--- BEGIN MATERIAL TO PROCESS ---

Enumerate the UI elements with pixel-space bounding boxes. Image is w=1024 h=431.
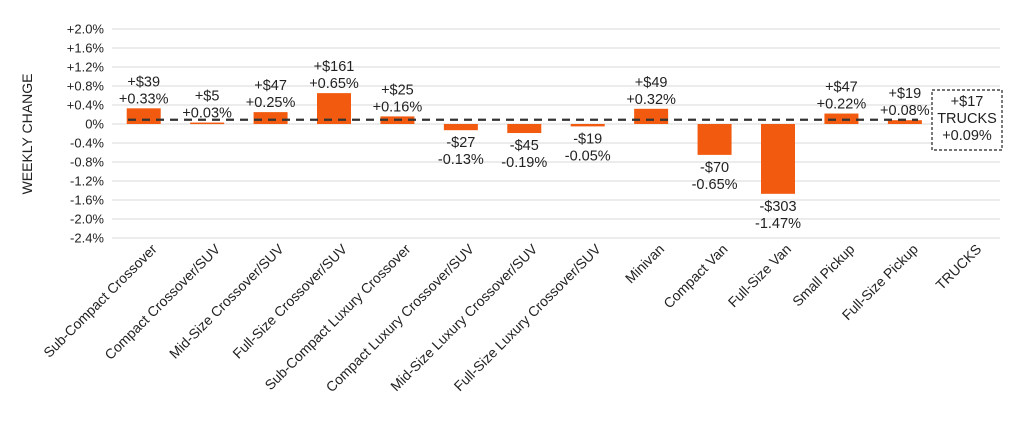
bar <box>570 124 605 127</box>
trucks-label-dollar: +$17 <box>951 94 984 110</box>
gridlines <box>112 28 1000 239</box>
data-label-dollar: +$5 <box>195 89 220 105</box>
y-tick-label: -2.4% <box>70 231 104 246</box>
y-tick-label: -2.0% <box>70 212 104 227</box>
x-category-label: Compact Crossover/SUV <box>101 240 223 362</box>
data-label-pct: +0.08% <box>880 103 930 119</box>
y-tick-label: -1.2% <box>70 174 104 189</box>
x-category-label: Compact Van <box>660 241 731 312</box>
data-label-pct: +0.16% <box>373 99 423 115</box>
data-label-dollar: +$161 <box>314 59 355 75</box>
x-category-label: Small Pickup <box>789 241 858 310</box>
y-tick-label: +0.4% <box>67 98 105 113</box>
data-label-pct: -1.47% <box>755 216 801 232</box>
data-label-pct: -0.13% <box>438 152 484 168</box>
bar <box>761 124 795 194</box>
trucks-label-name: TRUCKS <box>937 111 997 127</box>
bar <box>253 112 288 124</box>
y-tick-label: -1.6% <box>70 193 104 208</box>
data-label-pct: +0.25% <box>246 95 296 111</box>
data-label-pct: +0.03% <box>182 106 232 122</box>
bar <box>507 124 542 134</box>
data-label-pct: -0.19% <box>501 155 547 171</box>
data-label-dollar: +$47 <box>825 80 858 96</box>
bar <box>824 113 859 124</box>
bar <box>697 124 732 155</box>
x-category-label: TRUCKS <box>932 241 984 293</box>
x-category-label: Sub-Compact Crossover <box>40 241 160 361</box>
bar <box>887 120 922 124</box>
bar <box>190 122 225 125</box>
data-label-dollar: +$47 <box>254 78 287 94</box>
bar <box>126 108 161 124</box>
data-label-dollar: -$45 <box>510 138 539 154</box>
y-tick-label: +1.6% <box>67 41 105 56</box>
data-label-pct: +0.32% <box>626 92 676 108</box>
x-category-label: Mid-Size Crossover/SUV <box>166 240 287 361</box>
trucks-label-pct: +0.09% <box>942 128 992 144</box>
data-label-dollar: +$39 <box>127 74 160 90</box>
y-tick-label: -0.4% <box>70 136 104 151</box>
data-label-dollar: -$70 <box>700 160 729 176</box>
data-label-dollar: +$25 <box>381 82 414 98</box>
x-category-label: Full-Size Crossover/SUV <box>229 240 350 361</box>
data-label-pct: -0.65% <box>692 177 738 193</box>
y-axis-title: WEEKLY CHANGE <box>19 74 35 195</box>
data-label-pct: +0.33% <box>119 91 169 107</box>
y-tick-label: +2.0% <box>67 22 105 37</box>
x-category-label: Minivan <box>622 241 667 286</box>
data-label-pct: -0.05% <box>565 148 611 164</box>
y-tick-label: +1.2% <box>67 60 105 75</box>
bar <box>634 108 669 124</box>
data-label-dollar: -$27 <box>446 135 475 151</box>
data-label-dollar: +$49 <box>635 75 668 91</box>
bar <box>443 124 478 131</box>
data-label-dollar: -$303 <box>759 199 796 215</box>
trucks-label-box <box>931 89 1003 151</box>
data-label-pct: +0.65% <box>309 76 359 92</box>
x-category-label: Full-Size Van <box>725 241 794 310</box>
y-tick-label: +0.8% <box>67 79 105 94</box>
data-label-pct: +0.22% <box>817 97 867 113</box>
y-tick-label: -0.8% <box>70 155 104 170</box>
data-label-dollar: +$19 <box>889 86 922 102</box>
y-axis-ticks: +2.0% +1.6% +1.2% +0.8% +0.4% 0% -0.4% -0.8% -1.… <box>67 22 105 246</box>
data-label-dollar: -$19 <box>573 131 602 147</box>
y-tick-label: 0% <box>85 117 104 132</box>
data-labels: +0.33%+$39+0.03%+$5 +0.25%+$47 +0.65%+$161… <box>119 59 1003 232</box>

--- END MATERIAL TO PROCESS ---

= PROBLEM REQUIREMENTS =
Can you copy every line of all the items above word for word, leaving out the pictures?

= THE RESULT =
Enumerate the UI elements with pixel-space bounding boxes. Image is w=1024 h=431.
bar <box>570 124 605 127</box>
trucks-label-dollar: +$17 <box>951 94 984 110</box>
gridlines <box>112 28 1000 239</box>
data-label-dollar: +$5 <box>195 89 220 105</box>
y-tick-label: -2.4% <box>70 231 104 246</box>
y-tick-label: -2.0% <box>70 212 104 227</box>
x-category-label: Compact Crossover/SUV <box>101 240 223 362</box>
data-label-pct: +0.08% <box>880 103 930 119</box>
y-tick-label: -1.2% <box>70 174 104 189</box>
x-category-label: Compact Van <box>660 241 731 312</box>
data-label-pct: +0.16% <box>373 99 423 115</box>
data-label-dollar: +$161 <box>314 59 355 75</box>
x-category-label: Small Pickup <box>789 241 858 310</box>
y-tick-label: +0.4% <box>67 98 105 113</box>
data-label-pct: -1.47% <box>755 216 801 232</box>
data-label-pct: -0.13% <box>438 152 484 168</box>
bar <box>761 124 795 194</box>
trucks-label-name: TRUCKS <box>937 111 997 127</box>
bar <box>253 112 288 124</box>
y-tick-label: -1.6% <box>70 193 104 208</box>
data-label-pct: +0.25% <box>246 95 296 111</box>
data-label-pct: +0.03% <box>182 106 232 122</box>
bar <box>507 124 542 134</box>
data-label-pct: -0.19% <box>501 155 547 171</box>
data-label-dollar: +$47 <box>825 80 858 96</box>
bar <box>824 113 859 124</box>
bar <box>697 124 732 155</box>
x-category-label: TRUCKS <box>932 241 984 293</box>
x-category-label: Sub-Compact Crossover <box>40 241 160 361</box>
bar <box>887 120 922 124</box>
bar <box>190 122 225 125</box>
data-label-dollar: +$47 <box>254 78 287 94</box>
bar <box>126 108 161 124</box>
data-label-dollar: -$45 <box>510 138 539 154</box>
y-tick-label: +1.6% <box>67 41 105 56</box>
data-label-pct: +0.32% <box>626 92 676 108</box>
x-category-label: Mid-Size Crossover/SUV <box>166 240 287 361</box>
trucks-label-pct: +0.09% <box>942 128 992 144</box>
data-label-dollar: +$39 <box>127 74 160 90</box>
y-tick-label: -0.4% <box>70 136 104 151</box>
data-label-dollar: -$70 <box>700 160 729 176</box>
data-label-dollar: +$25 <box>381 82 414 98</box>
x-category-label: Full-Size Crossover/SUV <box>229 240 350 361</box>
data-label-pct: -0.65% <box>692 177 738 193</box>
y-axis-title: WEEKLY CHANGE <box>19 74 35 195</box>
data-label-pct: +0.33% <box>119 91 169 107</box>
y-tick-label: +2.0% <box>67 22 105 37</box>
x-category-label: Minivan <box>622 241 667 286</box>
data-label-pct: -0.05% <box>565 148 611 164</box>
y-tick-label: +1.2% <box>67 60 105 75</box>
bar <box>634 108 669 124</box>
data-label-dollar: -$27 <box>446 135 475 151</box>
data-label-dollar: +$49 <box>635 75 668 91</box>
bar <box>443 124 478 131</box>
data-label-dollar: -$303 <box>759 199 796 215</box>
trucks-label-box <box>931 89 1003 151</box>
data-label-pct: +0.65% <box>309 76 359 92</box>
x-category-label: Full-Size Van <box>725 241 794 310</box>
y-tick-label: +0.8% <box>67 79 105 94</box>
data-label-pct: +0.22% <box>817 97 867 113</box>
y-tick-label: -0.8% <box>70 155 104 170</box>
data-label-dollar: +$19 <box>889 86 922 102</box>
y-axis-ticks: +2.0% +1.6% +1.2% +0.8% +0.4% 0% -0.4% -0.8% -1.… <box>67 22 105 246</box>
data-label-dollar: -$19 <box>573 131 602 147</box>
y-tick-label: 0% <box>85 117 104 132</box>
data-labels: +0.33%+$39+0.03%+$5 +0.25%+$47 +0.65%+$161… <box>119 59 1003 232</box>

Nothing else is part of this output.